▸ Instructions for the task
Omit images. Retype all entries verbatim.

▸ Given information
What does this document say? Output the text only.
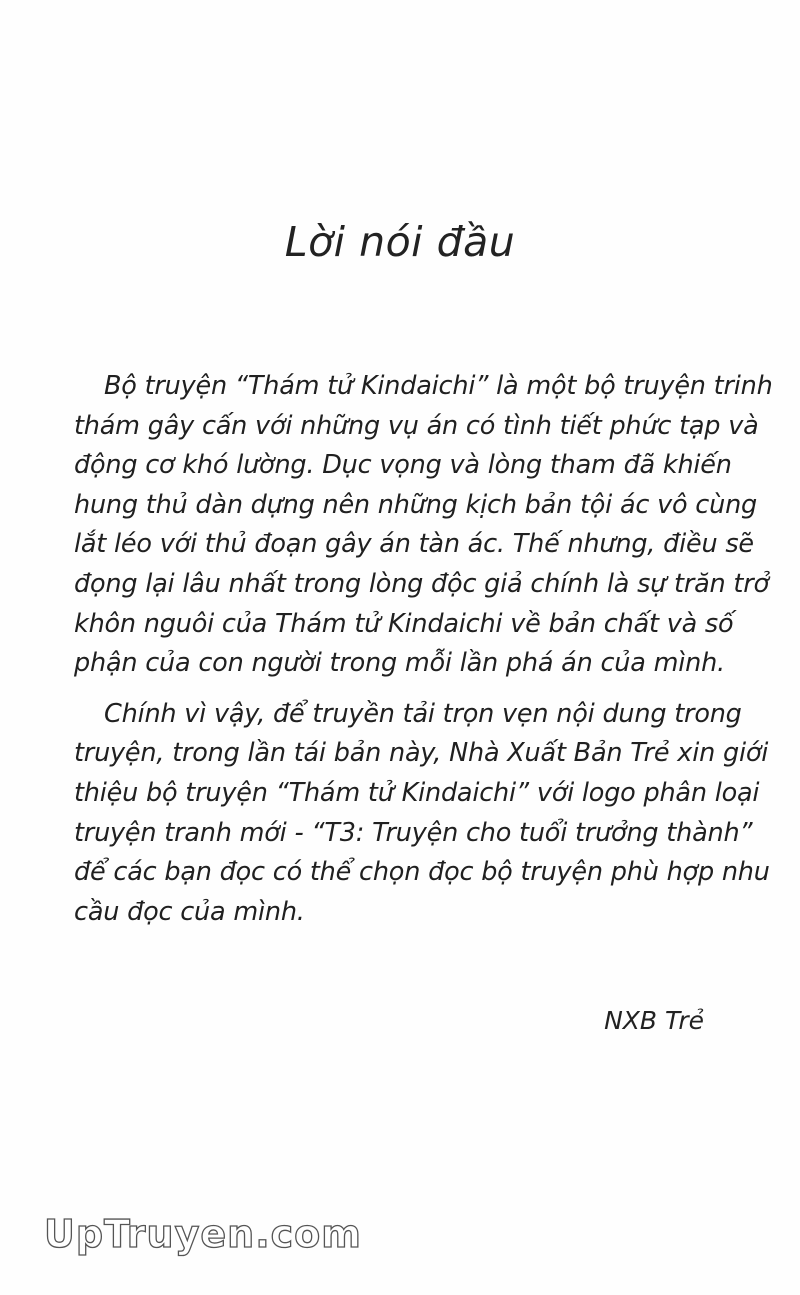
Lời nói đầu

Bộ truyện “Thám tử Kindaichi” là một bộ truyện trinh
thám gây cấn với những vụ án có tình tiết phức tạp và
động cơ khó lường. Dục vọng và lòng tham đã khiến
hung thủ dàn dựng nên những kịch bản tội ác vô cùng
lắt léo với thủ đoạn gây án tàn ác. Thế nhưng, điều sẽ
đọng lại lâu nhất trong lòng độc giả chính là sự trăn trở
khôn nguôi của Thám tử Kindaichi về bản chất và số
phận của con người trong mỗi lần phá án của mình.

Chính vì vậy, để truyền tải trọn vẹn nội dung trong
truyện, trong lần tái bản này, Nhà Xuất Bản Trẻ xin giới
thiệu bộ truyện “Thám tử Kindaichi” với logo phân loại
truyện tranh mới - “T3: Truyện cho tuổi trưởng thành”
để các bạn đọc có thể chọn đọc bộ truyện phù hợp nhu
cầu đọc của mình.

NXB Trẻ

UpTruyen.com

▸ Output of the task
What does this document say? Output the text only.
Lời nói đầu

Bộ truyện “Thám tử Kindaichi” là một bộ truyện trinh
thám gây cấn với những vụ án có tình tiết phức tạp và
động cơ khó lường. Dục vọng và lòng tham đã khiến
hung thủ dàn dựng nên những kịch bản tội ác vô cùng
lắt léo với thủ đoạn gây án tàn ác. Thế nhưng, điều sẽ
đọng lại lâu nhất trong lòng độc giả chính là sự trăn trở
khôn nguôi của Thám tử Kindaichi về bản chất và số
phận của con người trong mỗi lần phá án của mình.

Chính vì vậy, để truyền tải trọn vẹn nội dung trong
truyện, trong lần tái bản này, Nhà Xuất Bản Trẻ xin giới
thiệu bộ truyện “Thám tử Kindaichi” với logo phân loại
truyện tranh mới - “T3: Truyện cho tuổi trưởng thành”
để các bạn đọc có thể chọn đọc bộ truyện phù hợp nhu
cầu đọc của mình.

NXB Trẻ

UpTruyen.com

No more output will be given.